WHAT YOU ARE ASKED TO DO
Each of the entries should be retyped precisely as it appears.
=== EXERCISE MATERIAL ===
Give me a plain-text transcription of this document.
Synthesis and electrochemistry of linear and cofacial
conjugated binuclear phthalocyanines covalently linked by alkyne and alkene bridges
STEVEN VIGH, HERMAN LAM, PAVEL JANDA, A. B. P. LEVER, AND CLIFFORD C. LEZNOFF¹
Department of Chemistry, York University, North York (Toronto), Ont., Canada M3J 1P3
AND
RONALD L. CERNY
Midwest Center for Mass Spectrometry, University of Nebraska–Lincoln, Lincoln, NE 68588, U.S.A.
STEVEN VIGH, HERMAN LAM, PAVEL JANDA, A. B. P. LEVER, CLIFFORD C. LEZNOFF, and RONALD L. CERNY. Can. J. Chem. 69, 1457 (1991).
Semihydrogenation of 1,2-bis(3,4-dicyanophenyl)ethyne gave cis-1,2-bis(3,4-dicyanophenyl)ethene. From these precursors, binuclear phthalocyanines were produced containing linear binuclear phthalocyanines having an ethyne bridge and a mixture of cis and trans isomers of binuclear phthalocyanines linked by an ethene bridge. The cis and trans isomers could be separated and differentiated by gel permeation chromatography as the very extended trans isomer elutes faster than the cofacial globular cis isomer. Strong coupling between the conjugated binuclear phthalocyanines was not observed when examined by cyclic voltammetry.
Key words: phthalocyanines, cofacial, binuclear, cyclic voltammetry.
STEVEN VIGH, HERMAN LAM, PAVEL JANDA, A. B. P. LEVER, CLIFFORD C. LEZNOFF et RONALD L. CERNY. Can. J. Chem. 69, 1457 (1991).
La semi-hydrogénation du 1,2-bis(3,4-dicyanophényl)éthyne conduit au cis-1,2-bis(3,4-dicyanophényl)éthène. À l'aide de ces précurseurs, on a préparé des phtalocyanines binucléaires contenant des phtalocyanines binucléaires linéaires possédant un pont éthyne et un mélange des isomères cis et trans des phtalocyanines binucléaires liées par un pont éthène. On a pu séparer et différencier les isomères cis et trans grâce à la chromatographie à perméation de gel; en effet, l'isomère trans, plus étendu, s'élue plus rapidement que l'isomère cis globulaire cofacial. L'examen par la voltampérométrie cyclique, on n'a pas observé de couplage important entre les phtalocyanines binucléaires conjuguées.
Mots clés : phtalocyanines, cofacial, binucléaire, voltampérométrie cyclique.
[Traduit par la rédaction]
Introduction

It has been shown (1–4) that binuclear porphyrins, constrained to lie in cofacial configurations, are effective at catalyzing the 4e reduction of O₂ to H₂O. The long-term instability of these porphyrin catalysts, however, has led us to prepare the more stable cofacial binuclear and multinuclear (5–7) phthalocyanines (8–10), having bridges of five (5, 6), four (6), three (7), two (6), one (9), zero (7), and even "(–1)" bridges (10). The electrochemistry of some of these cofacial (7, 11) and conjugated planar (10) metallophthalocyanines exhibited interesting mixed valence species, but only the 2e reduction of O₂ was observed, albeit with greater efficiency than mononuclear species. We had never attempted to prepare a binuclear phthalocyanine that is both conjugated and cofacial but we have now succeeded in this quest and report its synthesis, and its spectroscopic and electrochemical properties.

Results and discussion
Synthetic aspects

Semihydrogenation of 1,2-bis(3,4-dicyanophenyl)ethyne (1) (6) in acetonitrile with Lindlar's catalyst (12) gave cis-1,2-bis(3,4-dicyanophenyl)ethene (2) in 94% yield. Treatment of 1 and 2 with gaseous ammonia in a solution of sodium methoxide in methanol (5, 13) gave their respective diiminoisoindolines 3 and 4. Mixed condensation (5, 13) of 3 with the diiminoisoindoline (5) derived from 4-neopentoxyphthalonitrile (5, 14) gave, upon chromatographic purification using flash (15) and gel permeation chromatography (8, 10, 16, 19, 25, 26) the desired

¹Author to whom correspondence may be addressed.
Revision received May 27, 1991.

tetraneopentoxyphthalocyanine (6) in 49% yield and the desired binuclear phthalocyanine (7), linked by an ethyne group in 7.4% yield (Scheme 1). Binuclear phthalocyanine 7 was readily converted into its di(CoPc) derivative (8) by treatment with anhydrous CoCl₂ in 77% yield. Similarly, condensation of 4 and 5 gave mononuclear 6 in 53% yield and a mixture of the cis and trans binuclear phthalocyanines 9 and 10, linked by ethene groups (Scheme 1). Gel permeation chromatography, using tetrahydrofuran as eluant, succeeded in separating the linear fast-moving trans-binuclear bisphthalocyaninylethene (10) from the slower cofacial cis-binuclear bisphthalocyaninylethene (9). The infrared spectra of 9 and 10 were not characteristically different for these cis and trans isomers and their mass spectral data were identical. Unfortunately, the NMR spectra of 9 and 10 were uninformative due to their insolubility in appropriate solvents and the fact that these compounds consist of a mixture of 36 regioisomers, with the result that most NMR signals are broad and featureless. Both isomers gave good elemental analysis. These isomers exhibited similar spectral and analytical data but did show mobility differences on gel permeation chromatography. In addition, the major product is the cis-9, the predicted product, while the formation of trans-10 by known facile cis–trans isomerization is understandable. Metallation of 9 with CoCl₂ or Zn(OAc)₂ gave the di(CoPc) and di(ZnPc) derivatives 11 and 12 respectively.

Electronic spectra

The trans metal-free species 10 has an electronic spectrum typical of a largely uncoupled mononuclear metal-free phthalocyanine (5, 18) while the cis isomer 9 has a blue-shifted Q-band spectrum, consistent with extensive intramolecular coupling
===
SOLUTION
Give me a plain-text transcription of this document.
Synthesis and electrochemistry of linear and cofacial
conjugated binuclear phthalocyanines covalently linked by alkyne and alkene bridges
STEVEN VIGH, HERMAN LAM, PAVEL JANDA, A. B. P. LEVER, AND CLIFFORD C. LEZNOFF¹
Department of Chemistry, York University, North York (Toronto), Ont., Canada M3J 1P3
AND
RONALD L. CERNY
Midwest Center for Mass Spectrometry, University of Nebraska–Lincoln, Lincoln, NE 68588, U.S.A.
STEVEN VIGH, HERMAN LAM, PAVEL JANDA, A. B. P. LEVER, CLIFFORD C. LEZNOFF, and RONALD L. CERNY. Can. J. Chem. 69, 1457 (1991).
Semihydrogenation of 1,2-bis(3,4-dicyanophenyl)ethyne gave cis-1,2-bis(3,4-dicyanophenyl)ethene. From these precursors, binuclear phthalocyanines were produced containing linear binuclear phthalocyanines having an ethyne bridge and a mixture of cis and trans isomers of binuclear phthalocyanines linked by an ethene bridge. The cis and trans isomers could be separated and differentiated by gel permeation chromatography as the very extended trans isomer elutes faster than the cofacial globular cis isomer. Strong coupling between the conjugated binuclear phthalocyanines was not observed when examined by cyclic voltammetry.
Key words: phthalocyanines, cofacial, binuclear, cyclic voltammetry.
STEVEN VIGH, HERMAN LAM, PAVEL JANDA, A. B. P. LEVER, CLIFFORD C. LEZNOFF et RONALD L. CERNY. Can. J. Chem. 69, 1457 (1991).
La semi-hydrogénation du 1,2-bis(3,4-dicyanophényl)éthyne conduit au cis-1,2-bis(3,4-dicyanophényl)éthène. À l'aide de ces précurseurs, on a préparé des phtalocyanines binucléaires contenant des phtalocyanines binucléaires linéaires possédant un pont éthyne et un mélange des isomères cis et trans des phtalocyanines binucléaires liées par un pont éthène. On a pu séparer et différencier les isomères cis et trans grâce à la chromatographie à perméation de gel; en effet, l'isomère trans, plus étendu, s'élue plus rapidement que l'isomère cis globulaire cofacial. L'examen par la voltampérométrie cyclique, on n'a pas observé de couplage important entre les phtalocyanines binucléaires conjuguées.
Mots clés : phtalocyanines, cofacial, binucléaire, voltampérométrie cyclique.
[Traduit par la rédaction]
Introduction

It has been shown (1–4) that binuclear porphyrins, constrained to lie in cofacial configurations, are effective at catalyzing the 4e reduction of O₂ to H₂O. The long-term instability of these porphyrin catalysts, however, has led us to prepare the more stable cofacial binuclear and multinuclear (5–7) phthalocyanines (8–10), having bridges of five (5, 6), four (6), three (7), two (6), one (9), zero (7), and even "(–1)" bridges (10). The electrochemistry of some of these cofacial (7, 11) and conjugated planar (10) metallophthalocyanines exhibited interesting mixed valence species, but only the 2e reduction of O₂ was observed, albeit with greater efficiency than mononuclear species. We had never attempted to prepare a binuclear phthalocyanine that is both conjugated and cofacial but we have now succeeded in this quest and report its synthesis, and its spectroscopic and electrochemical properties.

Results and discussion
Synthetic aspects

Semihydrogenation of 1,2-bis(3,4-dicyanophenyl)ethyne (1) (6) in acetonitrile with Lindlar's catalyst (12) gave cis-1,2-bis(3,4-dicyanophenyl)ethene (2) in 94% yield. Treatment of 1 and 2 with gaseous ammonia in a solution of sodium methoxide in methanol (5, 13) gave their respective diiminoisoindolines 3 and 4. Mixed condensation (5, 13) of 3 with the diiminoisoindoline (5) derived from 4-neopentoxyphthalonitrile (5, 14) gave, upon chromatographic purification using flash (15) and gel permeation chromatography (8, 10, 16, 19, 25, 26) the desired

¹Author to whom correspondence may be addressed.
Revision received May 27, 1991.

tetraneopentoxyphthalocyanine (6) in 49% yield and the desired binuclear phthalocyanine (7), linked by an ethyne group in 7.4% yield (Scheme 1). Binuclear phthalocyanine 7 was readily converted into its di(CoPc) derivative (8) by treatment with anhydrous CoCl₂ in 77% yield. Similarly, condensation of 4 and 5 gave mononuclear 6 in 53% yield and a mixture of the cis and trans binuclear phthalocyanines 9 and 10, linked by ethene groups (Scheme 1). Gel permeation chromatography, using tetrahydrofuran as eluant, succeeded in separating the linear fast-moving trans-binuclear bisphthalocyaninylethene (10) from the slower cofacial cis-binuclear bisphthalocyaninylethene (9). The infrared spectra of 9 and 10 were not characteristically different for these cis and trans isomers and their mass spectral data were identical. Unfortunately, the NMR spectra of 9 and 10 were uninformative due to their insolubility in appropriate solvents and the fact that these compounds consist of a mixture of 36 regioisomers, with the result that most NMR signals are broad and featureless. Both isomers gave good elemental analysis. These isomers exhibited similar spectral and analytical data but did show mobility differences on gel permeation chromatography. In addition, the major product is the cis-9, the predicted product, while the formation of trans-10 by known facile cis–trans isomerization is understandable. Metallation of 9 with CoCl₂ or Zn(OAc)₂ gave the di(CoPc) and di(ZnPc) derivatives 11 and 12 respectively.

Electronic spectra

The trans metal-free species 10 has an electronic spectrum typical of a largely uncoupled mononuclear metal-free phthalocyanine (5, 18) while the cis isomer 9 has a blue-shifted Q-band spectrum, consistent with extensive intramolecular coupling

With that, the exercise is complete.